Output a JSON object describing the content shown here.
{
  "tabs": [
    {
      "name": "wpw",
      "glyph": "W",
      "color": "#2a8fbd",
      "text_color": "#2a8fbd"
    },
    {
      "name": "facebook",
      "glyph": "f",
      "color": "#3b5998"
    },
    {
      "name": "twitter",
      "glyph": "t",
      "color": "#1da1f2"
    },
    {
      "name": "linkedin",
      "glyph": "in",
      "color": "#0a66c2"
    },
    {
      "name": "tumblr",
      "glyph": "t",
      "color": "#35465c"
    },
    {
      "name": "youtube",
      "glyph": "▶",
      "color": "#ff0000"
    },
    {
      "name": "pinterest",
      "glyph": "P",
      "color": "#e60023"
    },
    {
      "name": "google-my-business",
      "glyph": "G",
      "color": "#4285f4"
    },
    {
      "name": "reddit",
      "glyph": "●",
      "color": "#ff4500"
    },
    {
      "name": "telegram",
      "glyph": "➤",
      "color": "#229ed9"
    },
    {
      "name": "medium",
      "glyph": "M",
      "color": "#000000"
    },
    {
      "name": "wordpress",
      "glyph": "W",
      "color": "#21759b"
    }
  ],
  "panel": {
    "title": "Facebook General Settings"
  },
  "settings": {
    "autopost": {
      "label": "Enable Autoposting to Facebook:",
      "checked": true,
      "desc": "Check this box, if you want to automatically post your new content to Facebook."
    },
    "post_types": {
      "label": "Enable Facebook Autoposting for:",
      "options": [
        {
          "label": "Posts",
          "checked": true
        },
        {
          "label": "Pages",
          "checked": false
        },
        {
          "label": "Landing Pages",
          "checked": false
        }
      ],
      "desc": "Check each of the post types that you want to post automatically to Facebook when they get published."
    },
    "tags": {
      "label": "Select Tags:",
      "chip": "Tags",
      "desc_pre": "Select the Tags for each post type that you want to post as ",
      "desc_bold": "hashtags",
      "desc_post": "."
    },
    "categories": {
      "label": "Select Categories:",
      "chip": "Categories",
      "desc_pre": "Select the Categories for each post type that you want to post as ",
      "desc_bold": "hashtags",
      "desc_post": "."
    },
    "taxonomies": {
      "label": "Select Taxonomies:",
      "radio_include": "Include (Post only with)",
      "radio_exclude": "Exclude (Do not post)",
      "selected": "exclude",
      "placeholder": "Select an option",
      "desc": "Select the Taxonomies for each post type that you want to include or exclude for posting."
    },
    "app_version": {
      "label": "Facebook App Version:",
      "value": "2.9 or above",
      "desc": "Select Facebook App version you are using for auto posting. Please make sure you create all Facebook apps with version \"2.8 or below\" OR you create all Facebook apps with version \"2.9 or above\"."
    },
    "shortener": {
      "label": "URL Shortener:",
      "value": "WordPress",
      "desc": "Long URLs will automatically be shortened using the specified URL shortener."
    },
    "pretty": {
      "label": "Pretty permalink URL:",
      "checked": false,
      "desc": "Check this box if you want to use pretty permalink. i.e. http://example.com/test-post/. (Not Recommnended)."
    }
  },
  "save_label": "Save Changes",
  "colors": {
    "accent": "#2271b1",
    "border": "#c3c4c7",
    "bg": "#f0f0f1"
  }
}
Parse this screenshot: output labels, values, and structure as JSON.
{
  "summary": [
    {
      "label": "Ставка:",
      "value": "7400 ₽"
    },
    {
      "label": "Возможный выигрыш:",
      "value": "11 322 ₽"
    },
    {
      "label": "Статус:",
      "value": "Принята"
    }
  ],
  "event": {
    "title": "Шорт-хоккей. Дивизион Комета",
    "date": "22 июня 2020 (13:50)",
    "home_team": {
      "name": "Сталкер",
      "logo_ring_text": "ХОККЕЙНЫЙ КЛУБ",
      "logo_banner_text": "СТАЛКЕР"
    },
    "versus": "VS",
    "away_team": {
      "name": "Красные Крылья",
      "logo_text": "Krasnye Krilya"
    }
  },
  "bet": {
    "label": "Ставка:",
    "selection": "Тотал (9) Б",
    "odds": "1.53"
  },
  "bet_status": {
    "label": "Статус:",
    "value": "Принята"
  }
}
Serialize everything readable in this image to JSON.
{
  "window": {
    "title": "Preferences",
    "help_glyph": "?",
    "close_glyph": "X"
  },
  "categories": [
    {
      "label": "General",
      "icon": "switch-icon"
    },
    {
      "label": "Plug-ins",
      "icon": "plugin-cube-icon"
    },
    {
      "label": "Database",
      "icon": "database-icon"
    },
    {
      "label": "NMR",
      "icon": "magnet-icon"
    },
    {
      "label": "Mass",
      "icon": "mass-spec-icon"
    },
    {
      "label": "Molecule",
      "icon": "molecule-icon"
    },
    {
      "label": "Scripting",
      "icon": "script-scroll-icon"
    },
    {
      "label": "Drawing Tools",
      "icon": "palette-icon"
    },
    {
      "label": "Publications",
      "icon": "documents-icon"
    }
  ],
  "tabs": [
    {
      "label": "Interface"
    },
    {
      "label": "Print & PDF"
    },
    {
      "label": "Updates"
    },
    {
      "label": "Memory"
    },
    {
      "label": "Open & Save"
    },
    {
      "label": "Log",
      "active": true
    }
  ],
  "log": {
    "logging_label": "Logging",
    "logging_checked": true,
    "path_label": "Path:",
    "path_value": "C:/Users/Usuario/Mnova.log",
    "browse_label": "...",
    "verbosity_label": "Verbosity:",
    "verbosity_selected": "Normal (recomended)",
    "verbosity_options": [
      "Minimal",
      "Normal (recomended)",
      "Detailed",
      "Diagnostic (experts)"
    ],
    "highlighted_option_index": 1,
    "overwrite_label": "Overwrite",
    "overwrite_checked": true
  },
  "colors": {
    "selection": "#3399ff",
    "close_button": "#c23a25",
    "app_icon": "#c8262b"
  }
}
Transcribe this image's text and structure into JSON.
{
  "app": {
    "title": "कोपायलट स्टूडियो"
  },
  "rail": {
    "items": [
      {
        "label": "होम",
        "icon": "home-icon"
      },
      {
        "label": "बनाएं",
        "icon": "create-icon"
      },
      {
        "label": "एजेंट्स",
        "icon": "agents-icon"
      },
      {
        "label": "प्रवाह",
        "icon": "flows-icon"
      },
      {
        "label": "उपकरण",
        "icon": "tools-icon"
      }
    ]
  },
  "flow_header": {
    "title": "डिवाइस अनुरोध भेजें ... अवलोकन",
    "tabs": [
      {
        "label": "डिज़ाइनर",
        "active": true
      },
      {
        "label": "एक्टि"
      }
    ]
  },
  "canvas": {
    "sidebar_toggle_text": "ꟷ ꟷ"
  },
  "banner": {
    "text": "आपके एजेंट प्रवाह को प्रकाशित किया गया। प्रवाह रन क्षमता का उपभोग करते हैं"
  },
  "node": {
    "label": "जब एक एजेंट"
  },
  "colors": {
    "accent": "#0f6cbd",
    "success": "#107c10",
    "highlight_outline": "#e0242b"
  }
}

_ _ _ _

Extract all the entries word for word.

• **Solution**:
Output a JSON object describing the content shown here.
{
  "tabs": [
    {
      "name": "wpw",
      "glyph": "W",
      "color": "#2a8fbd",
      "text_color": "#2a8fbd"
    },
    {
      "name": "facebook",
      "glyph": "f",
      "color": "#3b5998"
    },
    {
      "name": "twitter",
      "glyph": "t",
      "color": "#1da1f2"
    },
    {
      "name": "linkedin",
      "glyph": "in",
      "color": "#0a66c2"
    },
    {
      "name": "tumblr",
      "glyph": "t",
      "color": "#35465c"
    },
    {
      "name": "youtube",
      "glyph": "▶",
      "color": "#ff0000"
    },
    {
      "name": "pinterest",
      "glyph": "P",
      "color": "#e60023"
    },
    {
      "name": "google-my-business",
      "glyph": "G",
      "color": "#4285f4"
    },
    {
      "name": "reddit",
      "glyph": "●",
      "color": "#ff4500"
    },
    {
      "name": "telegram",
      "glyph": "➤",
      "color": "#229ed9"
    },
    {
      "name": "medium",
      "glyph": "M",
      "color": "#000000"
    },
    {
      "name": "wordpress",
      "glyph": "W",
      "color": "#21759b"
    }
  ],
  "panel": {
    "title": "Facebook General Settings"
  },
  "settings": {
    "autopost": {
      "label": "Enable Autoposting to Facebook:",
      "checked": true,
      "desc": "Check this box, if you want to automatically post your new content to Facebook."
    },
    "post_types": {
      "label": "Enable Facebook Autoposting for:",
      "options": [
        {
          "label": "Posts",
          "checked": true
        },
        {
          "label": "Pages",
          "checked": false
        },
        {
          "label": "Landing Pages",
          "checked": false
        }
      ],
      "desc": "Check each of the post types that you want to post automatically to Facebook when they get published."
    },
    "tags": {
      "label": "Select Tags:",
      "chip": "Tags",
      "desc_pre": "Select the Tags for each post type that you want to post as ",
      "desc_bold": "hashtags",
      "desc_post": "."
    },
    "categories": {
      "label": "Select Categories:",
      "chip": "Categories",
      "desc_pre": "Select the Categories for each post type that you want to post as ",
      "desc_bold": "hashtags",
      "desc_post": "."
    },
    "taxonomies": {
      "label": "Select Taxonomies:",
      "radio_include": "Include (Post only with)",
      "radio_exclude": "Exclude (Do not post)",
      "selected": "exclude",
      "placeholder": "Select an option",
      "desc": "Select the Taxonomies for each post type that you want to include or exclude for posting."
    },
    "app_version": {
      "label": "Facebook App Version:",
      "value": "2.9 or above",
      "desc": "Select Facebook App version you are using for auto posting. Please make sure you create all Facebook apps with version \"2.8 or below\" OR you create all Facebook apps with version \"2.9 or above\"."
    },
    "shortener": {
      "label": "URL Shortener:",
      "value": "WordPress",
      "desc": "Long URLs will automatically be shortened using the specified URL shortener."
    },
    "pretty": {
      "label": "Pretty permalink URL:",
      "checked": false,
      "desc": "Check this box if you want to use pretty permalink. i.e. http://example.com/test-post/. (Not Recommnended)."
    }
  },
  "save_label": "Save Changes",
  "colors": {
    "accent": "#2271b1",
    "border": "#c3c4c7",
    "bg": "#f0f0f1"
  }
}
Parse this screenshot: output labels, values, and structure as JSON.
{
  "summary": [
    {
      "label": "Ставка:",
      "value": "7400 ₽"
    },
    {
      "label": "Возможный выигрыш:",
      "value": "11 322 ₽"
    },
    {
      "label": "Статус:",
      "value": "Принята"
    }
  ],
  "event": {
    "title": "Шорт-хоккей. Дивизион Комета",
    "date": "22 июня 2020 (13:50)",
    "home_team": {
      "name": "Сталкер",
      "logo_ring_text": "ХОККЕЙНЫЙ КЛУБ",
      "logo_banner_text": "СТАЛКЕР"
    },
    "versus": "VS",
    "away_team": {
      "name": "Красные Крылья",
      "logo_text": "Krasnye Krilya"
    }
  },
  "bet": {
    "label": "Ставка:",
    "selection": "Тотал (9) Б",
    "odds": "1.53"
  },
  "bet_status": {
    "label": "Статус:",
    "value": "Принята"
  }
}
Serialize everything readable in this image to JSON.
{
  "window": {
    "title": "Preferences",
    "help_glyph": "?",
    "close_glyph": "X"
  },
  "categories": [
    {
      "label": "General",
      "icon": "switch-icon"
    },
    {
      "label": "Plug-ins",
      "icon": "plugin-cube-icon"
    },
    {
      "label": "Database",
      "icon": "database-icon"
    },
    {
      "label": "NMR",
      "icon": "magnet-icon"
    },
    {
      "label": "Mass",
      "icon": "mass-spec-icon"
    },
    {
      "label": "Molecule",
      "icon": "molecule-icon"
    },
    {
      "label": "Scripting",
      "icon": "script-scroll-icon"
    },
    {
      "label": "Drawing Tools",
      "icon": "palette-icon"
    },
    {
      "label": "Publications",
      "icon": "documents-icon"
    }
  ],
  "tabs": [
    {
      "label": "Interface"
    },
    {
      "label": "Print & PDF"
    },
    {
      "label": "Updates"
    },
    {
      "label": "Memory"
    },
    {
      "label": "Open & Save"
    },
    {
      "label": "Log",
      "active": true
    }
  ],
  "log": {
    "logging_label": "Logging",
    "logging_checked": true,
    "path_label": "Path:",
    "path_value": "C:/Users/Usuario/Mnova.log",
    "browse_label": "...",
    "verbosity_label": "Verbosity:",
    "verbosity_selected": "Normal (recomended)",
    "verbosity_options": [
      "Minimal",
      "Normal (recomended)",
      "Detailed",
      "Diagnostic (experts)"
    ],
    "highlighted_option_index": 1,
    "overwrite_label": "Overwrite",
    "overwrite_checked": true
  },
  "colors": {
    "selection": "#3399ff",
    "close_button": "#c23a25",
    "app_icon": "#c8262b"
  }
}
Transcribe this image's text and structure into JSON.
{
  "app": {
    "title": "कोपायलट स्टूडियो"
  },
  "rail": {
    "items": [
      {
        "label": "होम",
        "icon": "home-icon"
      },
      {
        "label": "बनाएं",
        "icon": "create-icon"
      },
      {
        "label": "एजेंट्स",
        "icon": "agents-icon"
      },
      {
        "label": "प्रवाह",
        "icon": "flows-icon"
      },
      {
        "label": "उपकरण",
        "icon": "tools-icon"
      }
    ]
  },
  "flow_header": {
    "title": "डिवाइस अनुरोध भेजें ... अवलोकन",
    "tabs": [
      {
        "label": "डिज़ाइनर",
        "active": true
      },
      {
        "label": "एक्टि"
      }
    ]
  },
  "canvas": {
    "sidebar_toggle_text": "ꟷ ꟷ"
  },
  "banner": {
    "text": "आपके एजेंट प्रवाह को प्रकाशित किया गया। प्रवाह रन क्षमता का उपभोग करते हैं"
  },
  "node": {
    "label": "जब एक एजेंट"
  },
  "colors": {
    "accent": "#0f6cbd",
    "success": "#107c10",
    "highlight_outline": "#e0242b"
  }
}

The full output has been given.